Collection entries:
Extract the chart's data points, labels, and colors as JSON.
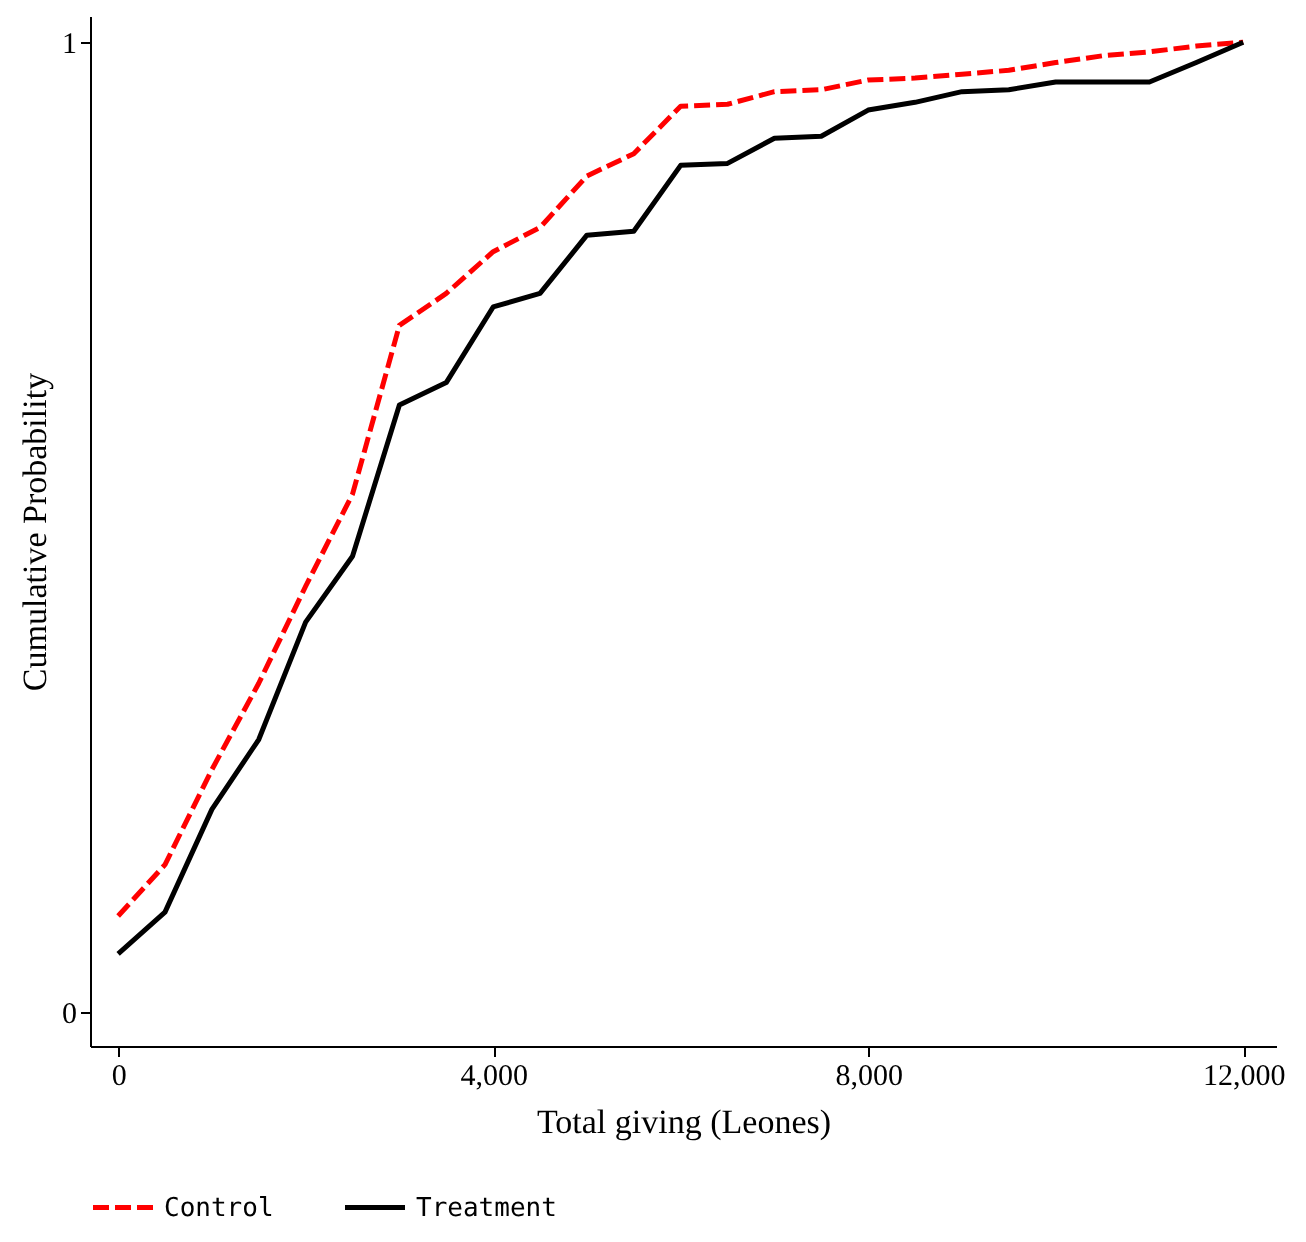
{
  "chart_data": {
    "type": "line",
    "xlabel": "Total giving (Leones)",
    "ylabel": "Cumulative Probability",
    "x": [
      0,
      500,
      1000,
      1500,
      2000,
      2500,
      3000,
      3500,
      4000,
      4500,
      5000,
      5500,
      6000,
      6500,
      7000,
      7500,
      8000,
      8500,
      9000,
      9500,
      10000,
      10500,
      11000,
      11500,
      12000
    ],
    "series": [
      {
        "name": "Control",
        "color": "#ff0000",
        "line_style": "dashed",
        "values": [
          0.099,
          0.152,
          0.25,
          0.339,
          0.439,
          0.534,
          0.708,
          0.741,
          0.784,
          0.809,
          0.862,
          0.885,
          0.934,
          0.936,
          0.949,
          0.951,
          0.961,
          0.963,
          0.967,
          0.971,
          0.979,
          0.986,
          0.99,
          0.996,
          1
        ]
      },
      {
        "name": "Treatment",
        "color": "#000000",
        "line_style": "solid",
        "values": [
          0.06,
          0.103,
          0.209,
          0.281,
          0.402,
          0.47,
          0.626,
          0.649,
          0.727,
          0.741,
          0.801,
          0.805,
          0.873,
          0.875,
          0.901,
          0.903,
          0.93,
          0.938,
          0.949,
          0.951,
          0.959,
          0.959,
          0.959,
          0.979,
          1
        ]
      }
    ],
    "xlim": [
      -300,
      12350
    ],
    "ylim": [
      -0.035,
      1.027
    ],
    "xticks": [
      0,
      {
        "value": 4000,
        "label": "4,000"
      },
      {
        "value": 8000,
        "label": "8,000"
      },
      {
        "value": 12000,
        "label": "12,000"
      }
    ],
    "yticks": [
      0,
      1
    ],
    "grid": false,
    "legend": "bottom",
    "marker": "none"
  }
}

...

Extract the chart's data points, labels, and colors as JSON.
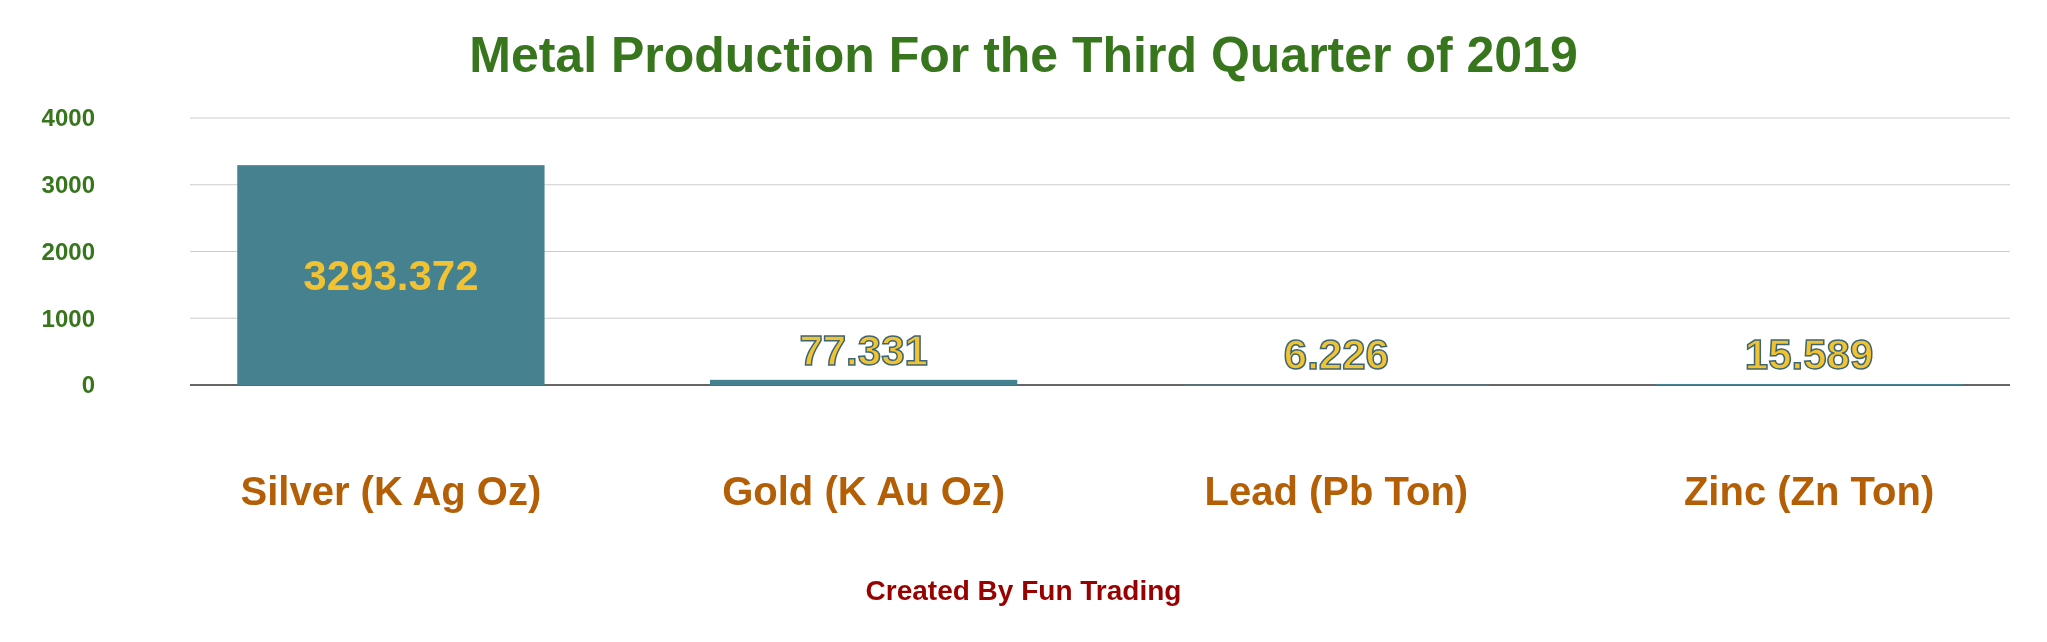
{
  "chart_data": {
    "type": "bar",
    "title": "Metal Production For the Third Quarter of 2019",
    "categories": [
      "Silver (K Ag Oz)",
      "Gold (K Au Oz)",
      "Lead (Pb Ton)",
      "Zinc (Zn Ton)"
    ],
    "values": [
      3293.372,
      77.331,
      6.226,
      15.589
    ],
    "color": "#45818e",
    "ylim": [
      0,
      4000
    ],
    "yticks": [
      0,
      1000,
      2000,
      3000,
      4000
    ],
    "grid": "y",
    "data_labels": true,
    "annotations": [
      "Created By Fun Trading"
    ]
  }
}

...

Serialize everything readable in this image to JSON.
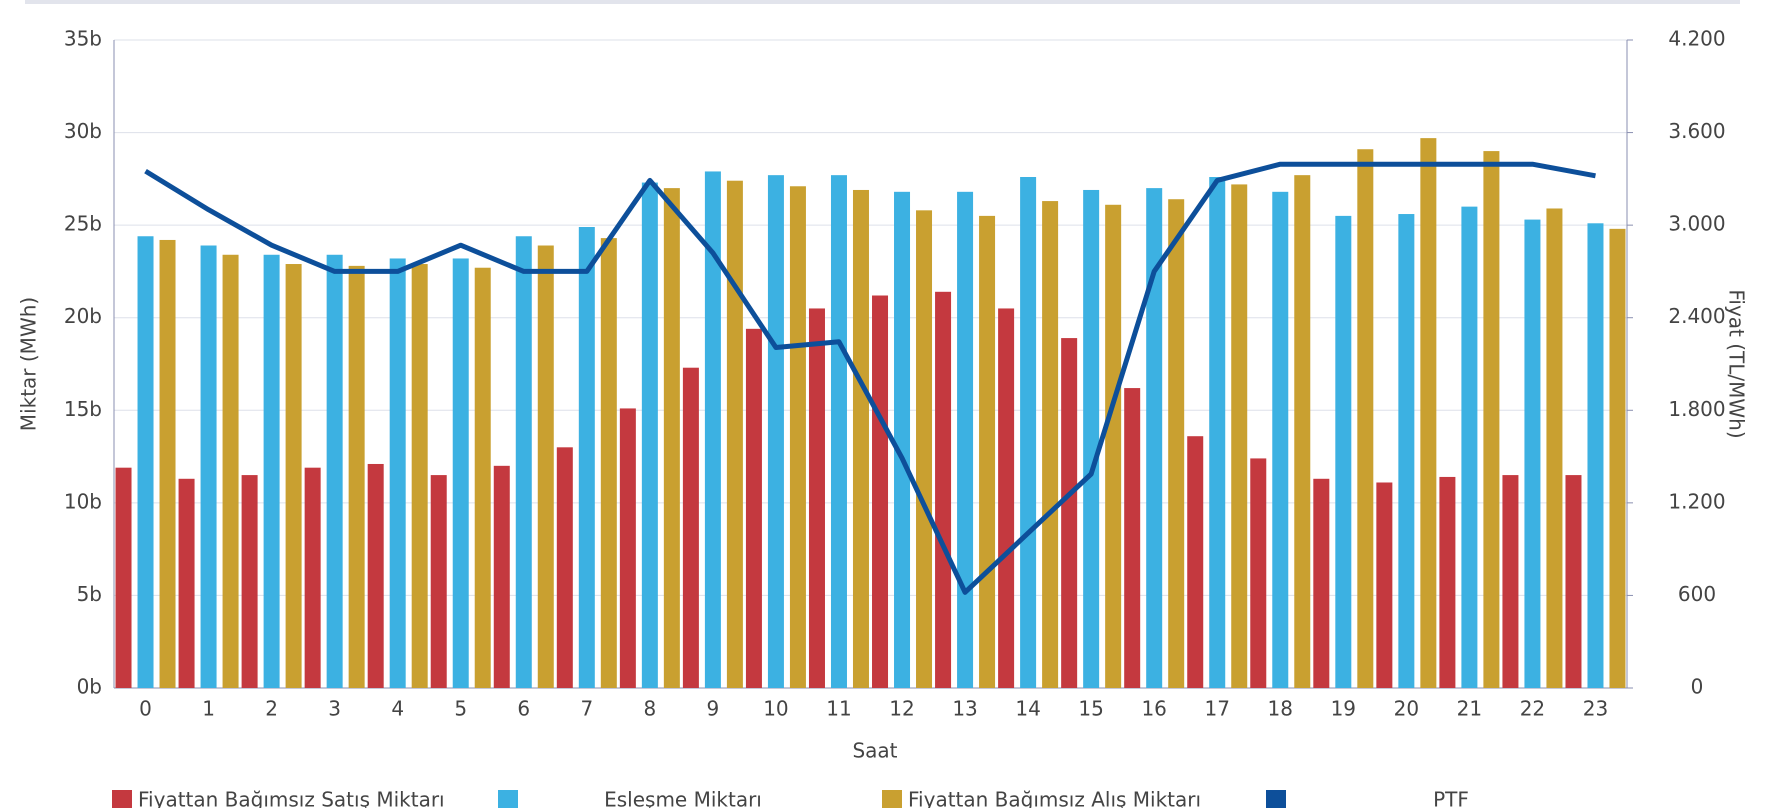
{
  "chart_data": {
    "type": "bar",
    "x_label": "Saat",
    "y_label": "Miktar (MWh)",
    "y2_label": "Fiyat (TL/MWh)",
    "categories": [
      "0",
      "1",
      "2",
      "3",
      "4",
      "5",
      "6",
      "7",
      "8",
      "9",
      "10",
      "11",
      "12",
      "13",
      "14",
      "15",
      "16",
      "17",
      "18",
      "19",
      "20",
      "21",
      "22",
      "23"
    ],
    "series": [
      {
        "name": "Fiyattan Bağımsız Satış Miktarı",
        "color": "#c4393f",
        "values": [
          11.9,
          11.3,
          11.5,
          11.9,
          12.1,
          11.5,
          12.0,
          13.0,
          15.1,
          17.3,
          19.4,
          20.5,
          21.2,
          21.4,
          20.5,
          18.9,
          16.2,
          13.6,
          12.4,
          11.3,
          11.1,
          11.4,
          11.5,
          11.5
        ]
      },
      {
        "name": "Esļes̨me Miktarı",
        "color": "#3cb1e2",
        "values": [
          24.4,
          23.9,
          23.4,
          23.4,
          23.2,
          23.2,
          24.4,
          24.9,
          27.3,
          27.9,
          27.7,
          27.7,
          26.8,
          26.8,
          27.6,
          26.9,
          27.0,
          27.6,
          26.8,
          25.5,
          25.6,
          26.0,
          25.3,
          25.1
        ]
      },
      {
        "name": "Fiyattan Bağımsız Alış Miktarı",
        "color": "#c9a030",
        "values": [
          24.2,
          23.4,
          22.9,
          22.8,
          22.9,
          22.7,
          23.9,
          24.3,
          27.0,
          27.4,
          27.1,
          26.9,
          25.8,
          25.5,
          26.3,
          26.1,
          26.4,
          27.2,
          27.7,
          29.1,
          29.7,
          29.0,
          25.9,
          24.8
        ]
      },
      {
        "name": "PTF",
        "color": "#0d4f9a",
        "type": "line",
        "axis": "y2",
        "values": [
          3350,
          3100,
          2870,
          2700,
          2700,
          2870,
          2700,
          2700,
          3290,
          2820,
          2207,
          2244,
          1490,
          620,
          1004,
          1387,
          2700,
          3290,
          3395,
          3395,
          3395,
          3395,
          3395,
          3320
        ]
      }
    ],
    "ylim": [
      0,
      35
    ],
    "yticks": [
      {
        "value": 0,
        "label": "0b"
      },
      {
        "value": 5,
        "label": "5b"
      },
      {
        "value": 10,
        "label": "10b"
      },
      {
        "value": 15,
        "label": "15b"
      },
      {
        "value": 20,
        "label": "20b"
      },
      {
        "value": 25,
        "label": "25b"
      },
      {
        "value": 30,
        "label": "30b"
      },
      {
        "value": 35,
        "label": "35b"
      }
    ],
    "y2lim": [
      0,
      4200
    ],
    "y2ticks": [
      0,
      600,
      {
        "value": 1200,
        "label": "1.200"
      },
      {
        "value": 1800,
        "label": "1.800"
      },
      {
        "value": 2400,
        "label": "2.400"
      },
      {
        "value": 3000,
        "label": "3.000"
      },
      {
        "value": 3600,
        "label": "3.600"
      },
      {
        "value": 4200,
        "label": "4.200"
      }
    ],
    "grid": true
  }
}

## Short task
Check each line of the data above for the string "Fiyattan", then report how many lines have it, with no other words.

## Answer to the problem
2